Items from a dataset
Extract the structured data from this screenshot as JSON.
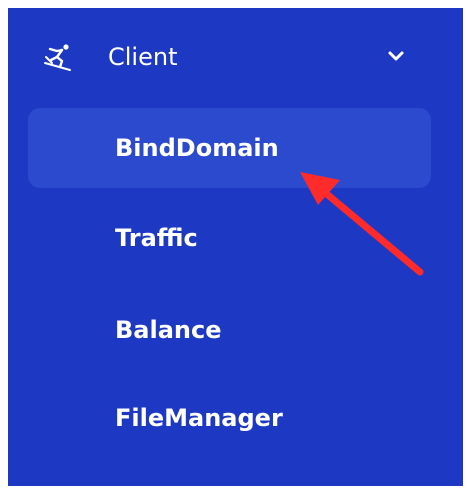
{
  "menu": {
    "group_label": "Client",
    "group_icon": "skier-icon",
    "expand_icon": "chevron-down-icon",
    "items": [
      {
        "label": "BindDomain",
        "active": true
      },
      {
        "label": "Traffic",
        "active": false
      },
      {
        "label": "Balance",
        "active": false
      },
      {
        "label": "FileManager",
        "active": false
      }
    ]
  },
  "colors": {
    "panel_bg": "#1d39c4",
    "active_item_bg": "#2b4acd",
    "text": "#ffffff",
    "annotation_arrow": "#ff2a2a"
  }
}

---

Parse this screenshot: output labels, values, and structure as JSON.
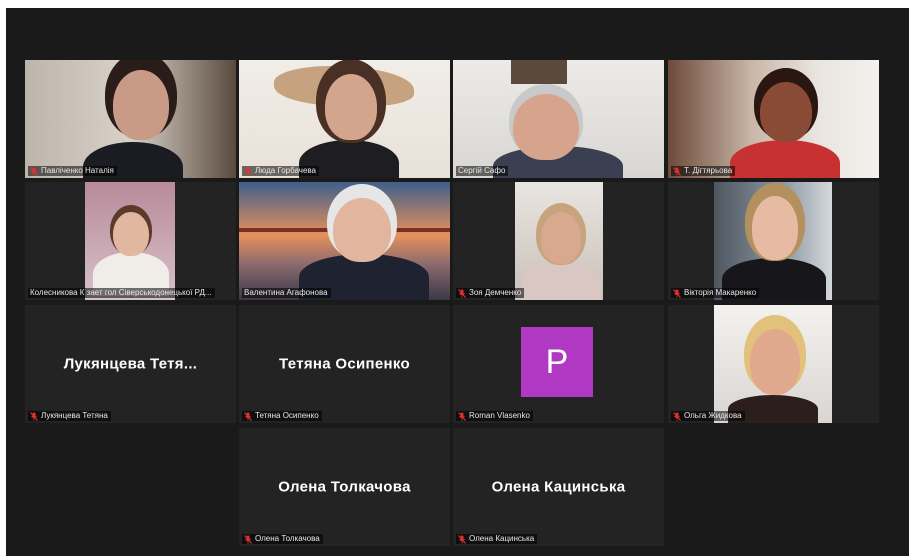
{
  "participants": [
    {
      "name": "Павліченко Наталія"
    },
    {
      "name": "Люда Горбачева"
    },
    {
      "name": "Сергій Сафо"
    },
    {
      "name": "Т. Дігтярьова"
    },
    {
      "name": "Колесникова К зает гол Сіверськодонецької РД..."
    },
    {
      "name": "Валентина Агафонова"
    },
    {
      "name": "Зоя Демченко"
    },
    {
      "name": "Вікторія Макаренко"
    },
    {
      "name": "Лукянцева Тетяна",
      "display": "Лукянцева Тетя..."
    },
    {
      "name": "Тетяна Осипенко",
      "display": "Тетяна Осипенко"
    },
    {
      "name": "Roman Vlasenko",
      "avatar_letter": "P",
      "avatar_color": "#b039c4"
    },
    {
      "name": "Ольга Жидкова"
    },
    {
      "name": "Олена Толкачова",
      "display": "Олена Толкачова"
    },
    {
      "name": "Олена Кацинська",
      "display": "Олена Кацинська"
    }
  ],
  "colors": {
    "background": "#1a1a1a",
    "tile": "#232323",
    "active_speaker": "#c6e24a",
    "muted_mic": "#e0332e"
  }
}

* * *

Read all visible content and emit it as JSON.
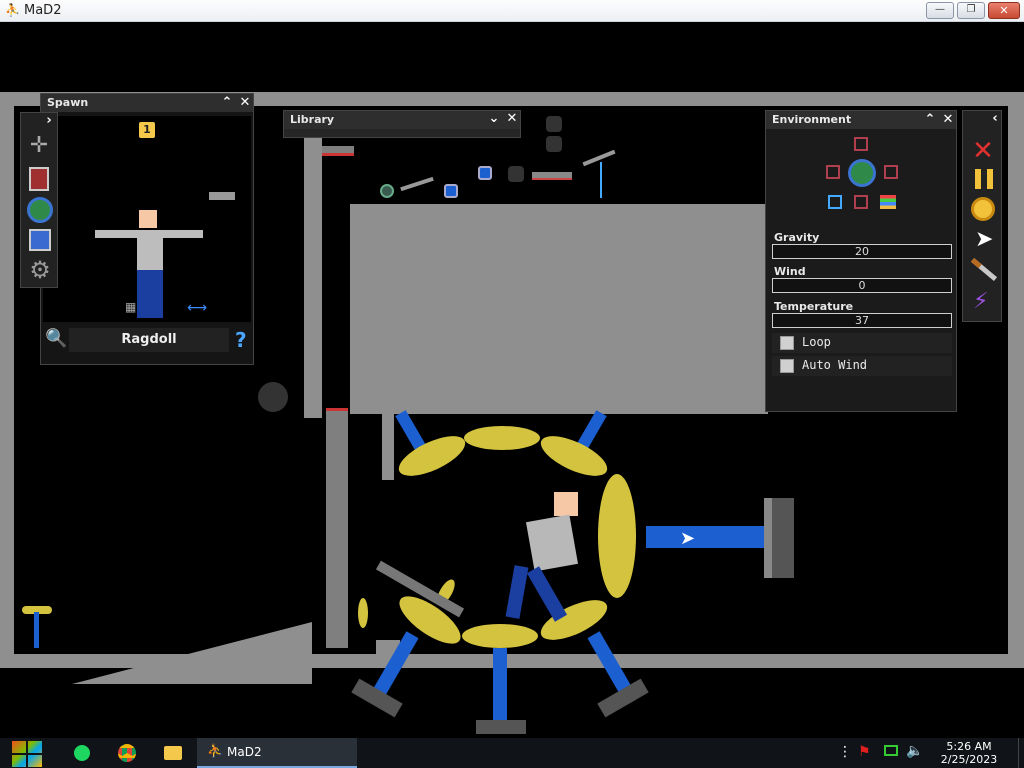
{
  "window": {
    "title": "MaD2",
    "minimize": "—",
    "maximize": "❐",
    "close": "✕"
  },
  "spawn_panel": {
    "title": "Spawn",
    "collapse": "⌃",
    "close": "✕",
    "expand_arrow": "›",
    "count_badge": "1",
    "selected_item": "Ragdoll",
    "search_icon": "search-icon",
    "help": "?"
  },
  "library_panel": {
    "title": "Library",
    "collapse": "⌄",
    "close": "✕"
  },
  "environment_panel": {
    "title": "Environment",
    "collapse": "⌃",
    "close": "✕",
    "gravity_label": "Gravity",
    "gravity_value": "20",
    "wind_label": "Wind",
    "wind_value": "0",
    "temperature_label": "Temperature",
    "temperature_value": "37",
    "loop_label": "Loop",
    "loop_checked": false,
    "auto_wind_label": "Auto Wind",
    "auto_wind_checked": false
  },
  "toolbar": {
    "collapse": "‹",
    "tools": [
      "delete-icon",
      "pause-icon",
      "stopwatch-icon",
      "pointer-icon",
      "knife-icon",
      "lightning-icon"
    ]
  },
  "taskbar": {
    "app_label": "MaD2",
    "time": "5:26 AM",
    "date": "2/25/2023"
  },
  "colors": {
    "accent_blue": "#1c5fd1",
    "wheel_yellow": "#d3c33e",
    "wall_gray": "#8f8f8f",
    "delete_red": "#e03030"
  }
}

*PROBLEM STATEMENT*
Review the preceding data and report every line that includes the string "display".

*WORKED ANSWER*
      "display": "Лукянцева Тетя..."
      "display": "Тетяна Осипенко"
      "display": "Олена Толкачова"
      "display": "Олена Кацинська"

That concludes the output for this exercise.